[SUPPLIED DATA]
= = = = =
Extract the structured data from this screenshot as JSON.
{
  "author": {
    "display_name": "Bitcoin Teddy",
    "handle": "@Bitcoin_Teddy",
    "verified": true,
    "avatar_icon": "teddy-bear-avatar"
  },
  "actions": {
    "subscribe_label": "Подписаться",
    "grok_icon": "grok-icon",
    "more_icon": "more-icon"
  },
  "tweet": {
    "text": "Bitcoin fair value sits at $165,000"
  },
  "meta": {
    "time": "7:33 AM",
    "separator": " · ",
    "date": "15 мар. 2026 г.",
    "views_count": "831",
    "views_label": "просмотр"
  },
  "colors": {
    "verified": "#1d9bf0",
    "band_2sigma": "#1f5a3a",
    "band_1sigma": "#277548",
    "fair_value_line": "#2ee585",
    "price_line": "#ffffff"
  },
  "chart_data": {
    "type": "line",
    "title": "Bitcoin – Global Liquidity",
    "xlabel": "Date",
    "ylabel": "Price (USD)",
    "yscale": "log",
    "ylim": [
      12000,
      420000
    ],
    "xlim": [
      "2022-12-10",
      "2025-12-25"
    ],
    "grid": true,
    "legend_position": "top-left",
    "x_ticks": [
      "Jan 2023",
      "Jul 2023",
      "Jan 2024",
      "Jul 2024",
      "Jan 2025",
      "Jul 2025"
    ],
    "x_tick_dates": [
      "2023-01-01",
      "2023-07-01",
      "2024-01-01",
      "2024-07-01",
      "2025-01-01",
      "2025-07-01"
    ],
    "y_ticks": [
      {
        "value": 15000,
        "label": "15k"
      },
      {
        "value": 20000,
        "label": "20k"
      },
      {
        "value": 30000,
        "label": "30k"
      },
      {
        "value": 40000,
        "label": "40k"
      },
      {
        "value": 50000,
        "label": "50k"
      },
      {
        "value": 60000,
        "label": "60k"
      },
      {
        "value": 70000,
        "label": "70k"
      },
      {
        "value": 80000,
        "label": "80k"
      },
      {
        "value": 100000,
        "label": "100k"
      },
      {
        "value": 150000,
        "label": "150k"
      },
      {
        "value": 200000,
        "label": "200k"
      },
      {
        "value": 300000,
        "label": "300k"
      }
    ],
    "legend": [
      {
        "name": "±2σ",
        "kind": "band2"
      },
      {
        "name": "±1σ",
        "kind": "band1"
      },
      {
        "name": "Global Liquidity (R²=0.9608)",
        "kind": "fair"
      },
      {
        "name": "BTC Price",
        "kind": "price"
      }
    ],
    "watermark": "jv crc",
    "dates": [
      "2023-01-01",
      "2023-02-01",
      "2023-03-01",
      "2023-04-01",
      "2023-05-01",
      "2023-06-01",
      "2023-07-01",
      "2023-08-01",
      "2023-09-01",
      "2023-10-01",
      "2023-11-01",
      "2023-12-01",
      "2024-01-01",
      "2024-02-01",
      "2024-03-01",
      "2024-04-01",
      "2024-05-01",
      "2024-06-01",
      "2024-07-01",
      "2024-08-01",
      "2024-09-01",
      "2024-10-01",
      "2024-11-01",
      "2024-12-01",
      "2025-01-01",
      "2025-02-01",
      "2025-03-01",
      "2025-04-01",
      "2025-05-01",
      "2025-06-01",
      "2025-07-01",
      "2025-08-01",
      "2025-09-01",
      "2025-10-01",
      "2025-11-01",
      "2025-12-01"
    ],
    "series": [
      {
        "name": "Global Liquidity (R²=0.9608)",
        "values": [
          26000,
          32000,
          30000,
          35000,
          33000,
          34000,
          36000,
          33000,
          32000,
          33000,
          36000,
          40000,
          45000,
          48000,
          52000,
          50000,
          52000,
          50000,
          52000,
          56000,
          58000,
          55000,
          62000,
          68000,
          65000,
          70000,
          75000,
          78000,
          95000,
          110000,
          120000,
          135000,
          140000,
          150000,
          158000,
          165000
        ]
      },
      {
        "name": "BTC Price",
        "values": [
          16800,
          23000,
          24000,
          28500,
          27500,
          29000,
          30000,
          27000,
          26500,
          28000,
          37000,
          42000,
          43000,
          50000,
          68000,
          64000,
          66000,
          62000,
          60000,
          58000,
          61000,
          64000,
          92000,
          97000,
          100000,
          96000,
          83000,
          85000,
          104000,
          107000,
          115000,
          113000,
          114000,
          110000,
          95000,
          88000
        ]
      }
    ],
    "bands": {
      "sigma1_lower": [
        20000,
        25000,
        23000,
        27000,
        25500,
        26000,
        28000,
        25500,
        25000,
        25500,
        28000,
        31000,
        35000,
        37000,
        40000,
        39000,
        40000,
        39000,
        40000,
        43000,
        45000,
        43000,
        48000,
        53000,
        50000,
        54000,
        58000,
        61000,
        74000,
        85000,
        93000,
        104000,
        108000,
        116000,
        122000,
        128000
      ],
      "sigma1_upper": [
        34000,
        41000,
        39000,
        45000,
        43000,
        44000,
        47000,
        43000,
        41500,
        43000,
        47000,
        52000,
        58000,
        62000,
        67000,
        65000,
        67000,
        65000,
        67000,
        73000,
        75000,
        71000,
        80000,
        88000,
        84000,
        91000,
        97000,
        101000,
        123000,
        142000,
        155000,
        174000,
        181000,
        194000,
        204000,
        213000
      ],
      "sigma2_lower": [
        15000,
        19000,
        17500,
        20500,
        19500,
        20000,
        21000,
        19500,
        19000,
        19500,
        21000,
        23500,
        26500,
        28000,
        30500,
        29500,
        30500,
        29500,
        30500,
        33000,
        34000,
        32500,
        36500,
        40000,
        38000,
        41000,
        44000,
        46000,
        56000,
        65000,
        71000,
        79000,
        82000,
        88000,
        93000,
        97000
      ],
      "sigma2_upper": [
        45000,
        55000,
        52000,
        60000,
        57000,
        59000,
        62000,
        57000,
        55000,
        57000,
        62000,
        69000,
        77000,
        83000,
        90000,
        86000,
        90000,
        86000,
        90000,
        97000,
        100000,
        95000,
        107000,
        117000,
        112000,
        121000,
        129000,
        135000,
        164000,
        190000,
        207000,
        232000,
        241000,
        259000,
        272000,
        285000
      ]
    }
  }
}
= = = = =
[TASK DETAILS]
Take the lines above and retype all of them exactly.

[CORRECT RESULT]
Extract the structured data from this screenshot as JSON.
{
  "author": {
    "display_name": "Bitcoin Teddy",
    "handle": "@Bitcoin_Teddy",
    "verified": true,
    "avatar_icon": "teddy-bear-avatar"
  },
  "actions": {
    "subscribe_label": "Подписаться",
    "grok_icon": "grok-icon",
    "more_icon": "more-icon"
  },
  "tweet": {
    "text": "Bitcoin fair value sits at $165,000"
  },
  "meta": {
    "time": "7:33 AM",
    "separator": " · ",
    "date": "15 мар. 2026 г.",
    "views_count": "831",
    "views_label": "просмотр"
  },
  "colors": {
    "verified": "#1d9bf0",
    "band_2sigma": "#1f5a3a",
    "band_1sigma": "#277548",
    "fair_value_line": "#2ee585",
    "price_line": "#ffffff"
  },
  "chart_data": {
    "type": "line",
    "title": "Bitcoin – Global Liquidity",
    "xlabel": "Date",
    "ylabel": "Price (USD)",
    "yscale": "log",
    "ylim": [
      12000,
      420000
    ],
    "xlim": [
      "2022-12-10",
      "2025-12-25"
    ],
    "grid": true,
    "legend_position": "top-left",
    "x_ticks": [
      "Jan 2023",
      "Jul 2023",
      "Jan 2024",
      "Jul 2024",
      "Jan 2025",
      "Jul 2025"
    ],
    "x_tick_dates": [
      "2023-01-01",
      "2023-07-01",
      "2024-01-01",
      "2024-07-01",
      "2025-01-01",
      "2025-07-01"
    ],
    "y_ticks": [
      {
        "value": 15000,
        "label": "15k"
      },
      {
        "value": 20000,
        "label": "20k"
      },
      {
        "value": 30000,
        "label": "30k"
      },
      {
        "value": 40000,
        "label": "40k"
      },
      {
        "value": 50000,
        "label": "50k"
      },
      {
        "value": 60000,
        "label": "60k"
      },
      {
        "value": 70000,
        "label": "70k"
      },
      {
        "value": 80000,
        "label": "80k"
      },
      {
        "value": 100000,
        "label": "100k"
      },
      {
        "value": 150000,
        "label": "150k"
      },
      {
        "value": 200000,
        "label": "200k"
      },
      {
        "value": 300000,
        "label": "300k"
      }
    ],
    "legend": [
      {
        "name": "±2σ",
        "kind": "band2"
      },
      {
        "name": "±1σ",
        "kind": "band1"
      },
      {
        "name": "Global Liquidity (R²=0.9608)",
        "kind": "fair"
      },
      {
        "name": "BTC Price",
        "kind": "price"
      }
    ],
    "watermark": "jv crc",
    "dates": [
      "2023-01-01",
      "2023-02-01",
      "2023-03-01",
      "2023-04-01",
      "2023-05-01",
      "2023-06-01",
      "2023-07-01",
      "2023-08-01",
      "2023-09-01",
      "2023-10-01",
      "2023-11-01",
      "2023-12-01",
      "2024-01-01",
      "2024-02-01",
      "2024-03-01",
      "2024-04-01",
      "2024-05-01",
      "2024-06-01",
      "2024-07-01",
      "2024-08-01",
      "2024-09-01",
      "2024-10-01",
      "2024-11-01",
      "2024-12-01",
      "2025-01-01",
      "2025-02-01",
      "2025-03-01",
      "2025-04-01",
      "2025-05-01",
      "2025-06-01",
      "2025-07-01",
      "2025-08-01",
      "2025-09-01",
      "2025-10-01",
      "2025-11-01",
      "2025-12-01"
    ],
    "series": [
      {
        "name": "Global Liquidity (R²=0.9608)",
        "values": [
          26000,
          32000,
          30000,
          35000,
          33000,
          34000,
          36000,
          33000,
          32000,
          33000,
          36000,
          40000,
          45000,
          48000,
          52000,
          50000,
          52000,
          50000,
          52000,
          56000,
          58000,
          55000,
          62000,
          68000,
          65000,
          70000,
          75000,
          78000,
          95000,
          110000,
          120000,
          135000,
          140000,
          150000,
          158000,
          165000
        ]
      },
      {
        "name": "BTC Price",
        "values": [
          16800,
          23000,
          24000,
          28500,
          27500,
          29000,
          30000,
          27000,
          26500,
          28000,
          37000,
          42000,
          43000,
          50000,
          68000,
          64000,
          66000,
          62000,
          60000,
          58000,
          61000,
          64000,
          92000,
          97000,
          100000,
          96000,
          83000,
          85000,
          104000,
          107000,
          115000,
          113000,
          114000,
          110000,
          95000,
          88000
        ]
      }
    ],
    "bands": {
      "sigma1_lower": [
        20000,
        25000,
        23000,
        27000,
        25500,
        26000,
        28000,
        25500,
        25000,
        25500,
        28000,
        31000,
        35000,
        37000,
        40000,
        39000,
        40000,
        39000,
        40000,
        43000,
        45000,
        43000,
        48000,
        53000,
        50000,
        54000,
        58000,
        61000,
        74000,
        85000,
        93000,
        104000,
        108000,
        116000,
        122000,
        128000
      ],
      "sigma1_upper": [
        34000,
        41000,
        39000,
        45000,
        43000,
        44000,
        47000,
        43000,
        41500,
        43000,
        47000,
        52000,
        58000,
        62000,
        67000,
        65000,
        67000,
        65000,
        67000,
        73000,
        75000,
        71000,
        80000,
        88000,
        84000,
        91000,
        97000,
        101000,
        123000,
        142000,
        155000,
        174000,
        181000,
        194000,
        204000,
        213000
      ],
      "sigma2_lower": [
        15000,
        19000,
        17500,
        20500,
        19500,
        20000,
        21000,
        19500,
        19000,
        19500,
        21000,
        23500,
        26500,
        28000,
        30500,
        29500,
        30500,
        29500,
        30500,
        33000,
        34000,
        32500,
        36500,
        40000,
        38000,
        41000,
        44000,
        46000,
        56000,
        65000,
        71000,
        79000,
        82000,
        88000,
        93000,
        97000
      ],
      "sigma2_upper": [
        45000,
        55000,
        52000,
        60000,
        57000,
        59000,
        62000,
        57000,
        55000,
        57000,
        62000,
        69000,
        77000,
        83000,
        90000,
        86000,
        90000,
        86000,
        90000,
        97000,
        100000,
        95000,
        107000,
        117000,
        112000,
        121000,
        129000,
        135000,
        164000,
        190000,
        207000,
        232000,
        241000,
        259000,
        272000,
        285000
      ]
    }
  }
}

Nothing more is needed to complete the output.